**Material for the task**.
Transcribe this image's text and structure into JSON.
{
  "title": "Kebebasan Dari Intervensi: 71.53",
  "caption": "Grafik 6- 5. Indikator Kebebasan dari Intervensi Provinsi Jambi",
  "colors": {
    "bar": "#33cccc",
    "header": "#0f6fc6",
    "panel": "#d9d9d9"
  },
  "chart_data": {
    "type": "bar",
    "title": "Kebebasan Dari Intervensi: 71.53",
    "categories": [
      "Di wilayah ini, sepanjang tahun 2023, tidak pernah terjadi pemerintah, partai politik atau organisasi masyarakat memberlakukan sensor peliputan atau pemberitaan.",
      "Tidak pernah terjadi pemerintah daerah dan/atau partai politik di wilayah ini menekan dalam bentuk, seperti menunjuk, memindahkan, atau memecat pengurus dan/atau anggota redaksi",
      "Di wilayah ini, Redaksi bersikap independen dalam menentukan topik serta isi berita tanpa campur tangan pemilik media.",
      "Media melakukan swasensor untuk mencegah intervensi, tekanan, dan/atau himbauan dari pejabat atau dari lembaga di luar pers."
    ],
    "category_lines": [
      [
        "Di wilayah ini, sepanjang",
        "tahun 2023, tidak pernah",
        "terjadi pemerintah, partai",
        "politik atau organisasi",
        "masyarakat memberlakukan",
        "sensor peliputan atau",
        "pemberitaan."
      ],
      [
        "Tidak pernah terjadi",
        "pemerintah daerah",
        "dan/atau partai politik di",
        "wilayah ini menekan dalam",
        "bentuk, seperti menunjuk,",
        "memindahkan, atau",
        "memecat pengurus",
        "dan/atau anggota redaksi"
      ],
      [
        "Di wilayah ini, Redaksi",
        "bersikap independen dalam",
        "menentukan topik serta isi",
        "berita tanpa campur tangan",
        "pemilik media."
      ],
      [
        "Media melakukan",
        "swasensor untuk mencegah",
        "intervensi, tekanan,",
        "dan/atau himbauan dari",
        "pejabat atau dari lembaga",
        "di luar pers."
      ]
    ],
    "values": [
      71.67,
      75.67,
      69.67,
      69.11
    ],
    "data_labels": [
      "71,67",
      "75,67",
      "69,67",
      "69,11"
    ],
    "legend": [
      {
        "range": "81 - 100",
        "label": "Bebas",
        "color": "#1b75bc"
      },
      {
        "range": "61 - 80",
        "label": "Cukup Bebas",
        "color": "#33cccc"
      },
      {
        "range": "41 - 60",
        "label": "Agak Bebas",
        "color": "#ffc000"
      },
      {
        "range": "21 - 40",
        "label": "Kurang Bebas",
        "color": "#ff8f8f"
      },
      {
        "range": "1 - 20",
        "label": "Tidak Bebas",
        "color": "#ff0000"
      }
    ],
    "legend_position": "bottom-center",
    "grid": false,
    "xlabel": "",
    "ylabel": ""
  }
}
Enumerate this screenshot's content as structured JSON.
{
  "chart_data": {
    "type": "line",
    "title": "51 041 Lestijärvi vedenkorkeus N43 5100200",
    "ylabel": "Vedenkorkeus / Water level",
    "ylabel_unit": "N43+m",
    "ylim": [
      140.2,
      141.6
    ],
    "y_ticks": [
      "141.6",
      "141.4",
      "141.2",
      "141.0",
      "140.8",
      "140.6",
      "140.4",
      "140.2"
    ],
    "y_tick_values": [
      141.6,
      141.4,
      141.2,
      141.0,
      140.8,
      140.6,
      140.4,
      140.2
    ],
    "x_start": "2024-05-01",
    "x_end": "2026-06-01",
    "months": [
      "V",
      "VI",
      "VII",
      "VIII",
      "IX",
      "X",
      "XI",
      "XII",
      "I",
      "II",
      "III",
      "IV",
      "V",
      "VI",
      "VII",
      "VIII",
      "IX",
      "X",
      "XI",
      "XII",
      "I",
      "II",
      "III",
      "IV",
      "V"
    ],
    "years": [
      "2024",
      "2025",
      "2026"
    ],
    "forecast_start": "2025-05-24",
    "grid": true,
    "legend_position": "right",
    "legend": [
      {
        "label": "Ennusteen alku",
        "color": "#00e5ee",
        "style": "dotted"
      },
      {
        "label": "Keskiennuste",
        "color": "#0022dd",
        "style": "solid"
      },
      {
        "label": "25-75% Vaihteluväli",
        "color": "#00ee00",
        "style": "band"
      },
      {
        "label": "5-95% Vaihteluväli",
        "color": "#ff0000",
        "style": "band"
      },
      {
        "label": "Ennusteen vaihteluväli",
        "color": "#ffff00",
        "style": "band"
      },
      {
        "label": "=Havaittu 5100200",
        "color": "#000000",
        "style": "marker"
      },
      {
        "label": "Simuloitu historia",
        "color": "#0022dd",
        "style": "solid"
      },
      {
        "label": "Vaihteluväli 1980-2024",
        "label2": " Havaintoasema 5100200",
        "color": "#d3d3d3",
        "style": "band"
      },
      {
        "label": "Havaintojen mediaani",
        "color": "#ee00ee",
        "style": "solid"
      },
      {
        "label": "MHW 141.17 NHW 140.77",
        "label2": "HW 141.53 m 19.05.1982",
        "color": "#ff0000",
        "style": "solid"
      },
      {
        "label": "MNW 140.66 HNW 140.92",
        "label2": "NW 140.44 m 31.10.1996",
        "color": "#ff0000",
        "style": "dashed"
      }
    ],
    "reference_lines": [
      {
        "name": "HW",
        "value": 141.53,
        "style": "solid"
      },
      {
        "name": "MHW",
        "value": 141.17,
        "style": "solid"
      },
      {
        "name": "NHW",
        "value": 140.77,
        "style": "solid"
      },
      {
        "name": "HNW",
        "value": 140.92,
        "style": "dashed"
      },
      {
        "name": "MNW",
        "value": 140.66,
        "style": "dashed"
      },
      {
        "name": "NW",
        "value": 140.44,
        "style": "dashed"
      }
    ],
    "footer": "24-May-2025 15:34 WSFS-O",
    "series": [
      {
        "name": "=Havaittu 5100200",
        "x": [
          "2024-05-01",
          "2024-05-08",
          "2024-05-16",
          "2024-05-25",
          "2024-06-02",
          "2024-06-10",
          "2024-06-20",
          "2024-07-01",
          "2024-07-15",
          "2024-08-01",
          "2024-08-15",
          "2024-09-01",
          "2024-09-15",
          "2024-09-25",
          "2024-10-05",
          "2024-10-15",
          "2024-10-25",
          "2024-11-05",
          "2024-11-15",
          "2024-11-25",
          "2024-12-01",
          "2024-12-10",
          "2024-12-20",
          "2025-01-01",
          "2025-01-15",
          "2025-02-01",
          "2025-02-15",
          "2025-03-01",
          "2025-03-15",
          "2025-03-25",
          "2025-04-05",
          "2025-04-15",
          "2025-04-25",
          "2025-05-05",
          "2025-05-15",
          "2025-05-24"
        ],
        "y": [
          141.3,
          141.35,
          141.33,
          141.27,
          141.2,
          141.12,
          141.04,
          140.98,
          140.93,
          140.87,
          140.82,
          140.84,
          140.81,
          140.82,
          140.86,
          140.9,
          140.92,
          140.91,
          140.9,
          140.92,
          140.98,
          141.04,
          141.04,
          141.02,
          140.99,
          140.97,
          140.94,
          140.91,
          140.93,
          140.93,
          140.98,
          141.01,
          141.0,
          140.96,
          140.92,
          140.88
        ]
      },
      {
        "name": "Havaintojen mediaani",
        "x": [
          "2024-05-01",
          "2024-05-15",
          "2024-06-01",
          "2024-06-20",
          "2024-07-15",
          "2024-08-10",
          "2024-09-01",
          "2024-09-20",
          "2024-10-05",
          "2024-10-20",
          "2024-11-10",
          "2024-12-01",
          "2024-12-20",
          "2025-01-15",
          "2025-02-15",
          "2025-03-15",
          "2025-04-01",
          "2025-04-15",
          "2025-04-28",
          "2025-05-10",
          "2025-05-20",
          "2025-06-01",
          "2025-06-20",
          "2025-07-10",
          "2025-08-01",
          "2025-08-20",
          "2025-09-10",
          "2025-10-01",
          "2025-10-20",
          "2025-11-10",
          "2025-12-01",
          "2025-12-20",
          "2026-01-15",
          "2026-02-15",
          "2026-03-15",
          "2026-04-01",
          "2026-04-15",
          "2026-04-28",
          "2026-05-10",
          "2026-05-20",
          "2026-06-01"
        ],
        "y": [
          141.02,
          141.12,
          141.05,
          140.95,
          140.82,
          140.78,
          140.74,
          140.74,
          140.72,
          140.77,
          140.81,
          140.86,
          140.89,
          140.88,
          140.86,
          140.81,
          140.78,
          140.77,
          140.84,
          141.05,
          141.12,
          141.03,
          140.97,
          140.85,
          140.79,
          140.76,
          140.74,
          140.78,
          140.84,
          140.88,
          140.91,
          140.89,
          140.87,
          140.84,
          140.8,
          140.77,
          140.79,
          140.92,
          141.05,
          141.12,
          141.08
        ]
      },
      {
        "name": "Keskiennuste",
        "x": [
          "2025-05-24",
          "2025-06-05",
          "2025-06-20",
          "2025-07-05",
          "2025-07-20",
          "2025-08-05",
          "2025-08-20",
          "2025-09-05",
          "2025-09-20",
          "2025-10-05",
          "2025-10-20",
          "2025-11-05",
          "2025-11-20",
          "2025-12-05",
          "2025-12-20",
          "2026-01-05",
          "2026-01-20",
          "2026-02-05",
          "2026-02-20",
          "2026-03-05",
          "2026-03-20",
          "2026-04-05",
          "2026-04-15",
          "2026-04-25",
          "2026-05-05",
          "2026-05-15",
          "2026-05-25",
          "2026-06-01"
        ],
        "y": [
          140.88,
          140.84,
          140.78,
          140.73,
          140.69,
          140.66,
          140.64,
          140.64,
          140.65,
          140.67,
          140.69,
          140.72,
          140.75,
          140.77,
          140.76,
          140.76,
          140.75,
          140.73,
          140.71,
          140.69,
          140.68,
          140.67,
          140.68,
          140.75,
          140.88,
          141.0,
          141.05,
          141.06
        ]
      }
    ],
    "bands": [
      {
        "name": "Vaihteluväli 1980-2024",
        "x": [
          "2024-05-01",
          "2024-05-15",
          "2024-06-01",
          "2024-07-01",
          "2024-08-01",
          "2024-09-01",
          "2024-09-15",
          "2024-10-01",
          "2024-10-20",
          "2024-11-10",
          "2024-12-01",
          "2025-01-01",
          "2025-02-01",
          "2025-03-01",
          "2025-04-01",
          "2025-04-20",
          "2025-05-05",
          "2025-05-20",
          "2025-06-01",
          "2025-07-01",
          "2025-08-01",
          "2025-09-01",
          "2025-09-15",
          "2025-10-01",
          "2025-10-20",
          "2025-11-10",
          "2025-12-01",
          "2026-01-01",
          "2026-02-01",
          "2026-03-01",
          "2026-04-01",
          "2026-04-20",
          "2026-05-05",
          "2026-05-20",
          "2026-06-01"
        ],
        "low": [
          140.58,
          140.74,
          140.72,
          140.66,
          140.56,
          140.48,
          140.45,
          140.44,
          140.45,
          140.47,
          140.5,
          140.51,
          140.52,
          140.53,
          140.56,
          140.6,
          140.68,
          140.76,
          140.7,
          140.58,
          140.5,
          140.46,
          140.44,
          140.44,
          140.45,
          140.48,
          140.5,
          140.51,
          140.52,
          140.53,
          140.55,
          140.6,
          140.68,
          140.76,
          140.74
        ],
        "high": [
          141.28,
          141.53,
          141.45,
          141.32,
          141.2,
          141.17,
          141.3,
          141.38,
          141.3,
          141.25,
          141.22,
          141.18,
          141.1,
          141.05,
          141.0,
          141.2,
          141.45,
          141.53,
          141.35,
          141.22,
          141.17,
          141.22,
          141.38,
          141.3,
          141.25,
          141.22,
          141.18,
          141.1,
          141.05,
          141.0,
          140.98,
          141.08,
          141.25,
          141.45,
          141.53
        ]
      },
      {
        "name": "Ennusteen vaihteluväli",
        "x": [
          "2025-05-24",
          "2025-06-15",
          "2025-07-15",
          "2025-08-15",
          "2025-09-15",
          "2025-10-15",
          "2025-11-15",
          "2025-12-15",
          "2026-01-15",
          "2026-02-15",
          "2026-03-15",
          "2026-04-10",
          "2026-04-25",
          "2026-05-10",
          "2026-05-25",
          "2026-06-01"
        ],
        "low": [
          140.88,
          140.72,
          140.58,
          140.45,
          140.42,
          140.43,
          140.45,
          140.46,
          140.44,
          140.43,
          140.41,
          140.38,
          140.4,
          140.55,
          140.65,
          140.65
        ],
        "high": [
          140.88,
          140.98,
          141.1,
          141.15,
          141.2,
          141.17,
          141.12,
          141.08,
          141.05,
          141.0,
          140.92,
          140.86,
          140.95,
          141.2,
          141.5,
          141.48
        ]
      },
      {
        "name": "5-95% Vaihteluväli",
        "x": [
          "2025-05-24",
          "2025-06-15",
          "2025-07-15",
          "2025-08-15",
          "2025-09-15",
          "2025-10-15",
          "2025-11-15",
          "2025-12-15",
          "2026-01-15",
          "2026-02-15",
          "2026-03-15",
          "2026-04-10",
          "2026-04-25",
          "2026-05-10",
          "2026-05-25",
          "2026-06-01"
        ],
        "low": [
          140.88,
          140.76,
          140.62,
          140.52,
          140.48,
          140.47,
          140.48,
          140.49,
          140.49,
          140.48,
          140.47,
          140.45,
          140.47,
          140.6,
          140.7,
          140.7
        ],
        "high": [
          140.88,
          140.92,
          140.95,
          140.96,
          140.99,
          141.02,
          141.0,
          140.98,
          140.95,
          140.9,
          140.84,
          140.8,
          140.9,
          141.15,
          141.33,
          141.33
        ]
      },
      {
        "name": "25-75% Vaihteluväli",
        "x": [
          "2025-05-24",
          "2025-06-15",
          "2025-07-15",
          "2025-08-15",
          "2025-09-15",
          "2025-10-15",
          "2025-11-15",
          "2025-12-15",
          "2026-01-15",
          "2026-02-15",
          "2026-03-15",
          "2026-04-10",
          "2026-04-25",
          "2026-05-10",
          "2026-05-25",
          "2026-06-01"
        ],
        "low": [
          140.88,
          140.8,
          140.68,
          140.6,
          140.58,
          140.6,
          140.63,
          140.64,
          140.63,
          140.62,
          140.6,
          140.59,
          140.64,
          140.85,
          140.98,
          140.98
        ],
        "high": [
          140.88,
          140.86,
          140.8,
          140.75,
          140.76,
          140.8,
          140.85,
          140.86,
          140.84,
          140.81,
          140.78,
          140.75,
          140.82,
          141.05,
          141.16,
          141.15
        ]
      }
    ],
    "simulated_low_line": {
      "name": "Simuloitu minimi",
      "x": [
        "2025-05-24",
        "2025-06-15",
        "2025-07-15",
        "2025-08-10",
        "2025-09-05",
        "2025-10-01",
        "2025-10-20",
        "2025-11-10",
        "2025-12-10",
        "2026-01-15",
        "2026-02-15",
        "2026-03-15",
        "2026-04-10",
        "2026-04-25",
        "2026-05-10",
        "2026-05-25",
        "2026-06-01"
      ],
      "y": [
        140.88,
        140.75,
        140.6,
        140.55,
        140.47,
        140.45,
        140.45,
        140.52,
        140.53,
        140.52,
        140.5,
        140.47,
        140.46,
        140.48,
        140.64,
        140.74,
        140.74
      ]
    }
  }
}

**Problem requirements**.
In the records above, find the lines containing "melakukan" and copy them.

**Task response**.
      "Media melakukan swasensor untuk mencegah intervensi, tekanan, dan/atau himbauan dari pejabat atau dari lembaga di luar pers."
        "Media melakukan",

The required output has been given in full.